(Extract provided)

In just over a 2 week period, The TJ Show on Boston's 103.3 Amp Radio collected more than 15,000 pairs of socks from generous listeners. Morning show co-hosts TJ and Loren and Producer Matt helped to promote the drive in part by interviewing several Mission clients, including our own Food Service Manager, Dennis, about the challenges of homelessness and the benefit of socks. The drive capped off with a brief interview of John Samaan and a fun-filled delivery with dozens of boxes and bags carried from 5 different vehicles!
Remembering Billy O
The Mission was saddened by the unexpected passing of former employee Billy Oranczak on September 7, 2018 at the age of 66. Working first as a cook and later as Food Service Manager, Billy served the Mission’s clients for eight years until his retirement in 2015. Under his leadership, the kitchen and meals programs provided over 10,000 meals per month to those in need. Believing in the power of community effort to feed hungry people, Billy formed lasting partnerships with local restaurants, grocery stores, businesses, and churches, encouraging them to provide nutritious food to the Mission at little to no cost. He established relationships with both TD Garden and the Boston Red Sox, resulting in creative and even gourmet food donations. Passionate about eradicating hunger among children, he initiated school-based food pantry programs in two lower income neighborhood schools, ensuring access to food outside of the normal school day. A naturally gregarious person, Billy was known for his humor, transparency, and approachability. He was rarely at a loss for words and freely shared his personal story as both a testimony and an encouragement to the Mission’s many clients and volunteers. He enthusiastically worked with thousands of volunteers and formed meaningful, impactful relationships on behalf of the Mission. Billy’s presence will be greatly missed.

(End Extract provided)
(Data excerpts)

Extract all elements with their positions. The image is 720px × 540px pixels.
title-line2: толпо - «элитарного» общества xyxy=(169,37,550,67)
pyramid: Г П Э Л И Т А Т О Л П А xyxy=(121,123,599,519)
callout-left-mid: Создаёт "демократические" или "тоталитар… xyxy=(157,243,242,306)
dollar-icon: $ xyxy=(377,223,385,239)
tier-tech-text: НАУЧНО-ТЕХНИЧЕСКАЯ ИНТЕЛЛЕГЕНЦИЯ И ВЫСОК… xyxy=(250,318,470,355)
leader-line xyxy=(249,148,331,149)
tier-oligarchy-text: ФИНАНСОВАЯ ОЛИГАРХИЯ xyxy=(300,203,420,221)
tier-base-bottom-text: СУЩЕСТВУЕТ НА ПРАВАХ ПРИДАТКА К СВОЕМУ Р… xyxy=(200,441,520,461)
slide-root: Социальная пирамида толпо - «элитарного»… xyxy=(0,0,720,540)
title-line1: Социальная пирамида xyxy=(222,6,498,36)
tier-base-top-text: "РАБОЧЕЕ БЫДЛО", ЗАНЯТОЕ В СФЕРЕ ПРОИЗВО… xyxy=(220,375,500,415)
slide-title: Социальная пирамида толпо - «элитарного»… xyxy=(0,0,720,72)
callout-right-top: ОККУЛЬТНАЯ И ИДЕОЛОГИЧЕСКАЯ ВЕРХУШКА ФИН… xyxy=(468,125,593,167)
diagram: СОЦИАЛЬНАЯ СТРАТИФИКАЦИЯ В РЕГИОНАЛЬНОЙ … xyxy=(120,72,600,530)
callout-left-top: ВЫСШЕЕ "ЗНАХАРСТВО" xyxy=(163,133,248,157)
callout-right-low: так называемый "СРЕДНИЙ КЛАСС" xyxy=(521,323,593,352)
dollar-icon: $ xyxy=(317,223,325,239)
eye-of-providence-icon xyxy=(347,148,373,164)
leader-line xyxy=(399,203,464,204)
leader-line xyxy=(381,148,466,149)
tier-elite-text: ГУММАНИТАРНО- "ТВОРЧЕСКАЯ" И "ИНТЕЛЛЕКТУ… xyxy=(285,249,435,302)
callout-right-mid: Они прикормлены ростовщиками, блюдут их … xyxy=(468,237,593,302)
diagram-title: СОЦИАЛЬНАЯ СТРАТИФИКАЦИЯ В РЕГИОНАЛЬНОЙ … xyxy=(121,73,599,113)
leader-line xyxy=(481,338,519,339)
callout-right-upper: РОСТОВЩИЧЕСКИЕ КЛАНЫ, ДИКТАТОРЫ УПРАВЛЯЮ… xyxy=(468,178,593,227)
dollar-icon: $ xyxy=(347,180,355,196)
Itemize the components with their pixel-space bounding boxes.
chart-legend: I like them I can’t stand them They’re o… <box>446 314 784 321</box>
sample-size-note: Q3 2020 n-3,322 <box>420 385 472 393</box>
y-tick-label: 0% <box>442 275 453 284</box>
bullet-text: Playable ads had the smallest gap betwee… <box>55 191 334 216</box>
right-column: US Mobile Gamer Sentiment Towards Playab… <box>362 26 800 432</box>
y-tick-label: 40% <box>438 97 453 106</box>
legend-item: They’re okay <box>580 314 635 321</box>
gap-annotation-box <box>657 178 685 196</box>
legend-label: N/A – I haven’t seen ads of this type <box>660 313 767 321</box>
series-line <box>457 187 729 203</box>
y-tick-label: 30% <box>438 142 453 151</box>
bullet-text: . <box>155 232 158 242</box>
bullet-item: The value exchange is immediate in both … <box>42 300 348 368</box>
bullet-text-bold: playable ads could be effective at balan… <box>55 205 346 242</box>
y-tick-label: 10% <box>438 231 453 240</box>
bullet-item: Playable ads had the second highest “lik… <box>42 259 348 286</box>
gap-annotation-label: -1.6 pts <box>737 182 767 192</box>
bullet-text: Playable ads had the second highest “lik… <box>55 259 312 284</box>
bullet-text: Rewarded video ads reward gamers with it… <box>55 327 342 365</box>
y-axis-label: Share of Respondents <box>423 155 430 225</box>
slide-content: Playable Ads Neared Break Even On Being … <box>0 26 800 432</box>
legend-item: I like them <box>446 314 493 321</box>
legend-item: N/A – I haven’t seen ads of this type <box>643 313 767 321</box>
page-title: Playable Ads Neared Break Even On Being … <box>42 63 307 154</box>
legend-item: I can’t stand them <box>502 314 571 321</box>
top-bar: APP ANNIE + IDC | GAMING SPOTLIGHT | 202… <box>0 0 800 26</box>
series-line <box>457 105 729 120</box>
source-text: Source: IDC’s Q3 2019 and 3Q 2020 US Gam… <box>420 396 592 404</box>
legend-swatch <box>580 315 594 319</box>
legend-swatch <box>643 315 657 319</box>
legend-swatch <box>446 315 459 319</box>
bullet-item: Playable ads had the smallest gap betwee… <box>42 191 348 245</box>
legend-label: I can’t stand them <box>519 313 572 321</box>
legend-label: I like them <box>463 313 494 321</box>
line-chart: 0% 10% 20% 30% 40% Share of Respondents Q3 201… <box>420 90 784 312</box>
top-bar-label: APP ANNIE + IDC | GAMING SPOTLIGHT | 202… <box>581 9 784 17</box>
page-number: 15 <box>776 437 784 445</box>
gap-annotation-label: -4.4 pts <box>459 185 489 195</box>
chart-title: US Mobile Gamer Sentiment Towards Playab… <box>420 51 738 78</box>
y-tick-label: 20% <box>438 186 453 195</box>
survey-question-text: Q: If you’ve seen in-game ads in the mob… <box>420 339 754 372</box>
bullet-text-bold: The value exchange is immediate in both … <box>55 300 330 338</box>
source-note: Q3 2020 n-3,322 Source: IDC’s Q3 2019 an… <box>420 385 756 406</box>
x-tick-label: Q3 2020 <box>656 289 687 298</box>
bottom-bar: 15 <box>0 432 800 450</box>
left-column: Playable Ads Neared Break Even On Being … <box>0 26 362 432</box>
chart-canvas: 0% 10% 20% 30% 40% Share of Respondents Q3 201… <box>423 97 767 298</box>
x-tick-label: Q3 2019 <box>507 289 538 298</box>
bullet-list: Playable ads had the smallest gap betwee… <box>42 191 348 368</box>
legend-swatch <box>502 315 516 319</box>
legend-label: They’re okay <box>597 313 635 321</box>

(End Data excerpts)

Questions -
a) Answer from the text on the sock drive and Billy O:
(i) How many pairs of socks did The TJ Show collect?
(ii) In what year did Billy Oranczak retire?
(iii) How many meals per month did the kitchen and meals programs provide under his leadership?
b) Copy out the text on the sock drive and Billy O from "In just over" up to and including "5 different vehicles!".
c) Write what comes next in the text on the sock drive and Billy O, starting after its last sentence.

Task-by-task outputs -
a)
(i) More than 15,000 pairs
(ii) 2015
(iii) Over 10,000 meals per month

b)
In just over a 2 week period, The TJ Show on Boston's 103.3 Amp Radio collected more than 15,000 pairs of socks from generous listeners. Morning show co-hosts TJ and Loren and Producer Matt helped to promote the drive in part by interviewing several Mission clients, including our own Food Service Manager, Dennis, about the challenges of homelessness and the benefit of socks. The drive capped off with a brief interview of John Samaan and a fun-filled delivery with dozens of boxes and bags carried from 5 different vehicles!

c)
Bank of America Builds Opportunities for Mission Residents and Guests
For more than a century, we've helped to give people at risk the tools they need to restore a healthy balance in their lives. Thanks to support from Bank of America, hundreds of residents and guests at risk of homelessness, hunger, incarceration, and substance abuse can restore their own stability and bring economic opportunities to their families. When enough families strengthen their economic outlook, a community of vulnerable people becomes strong and vibrant. We're grateful to the Bank of America Foundation for the generous support that strengthens individuals, families, and their communities.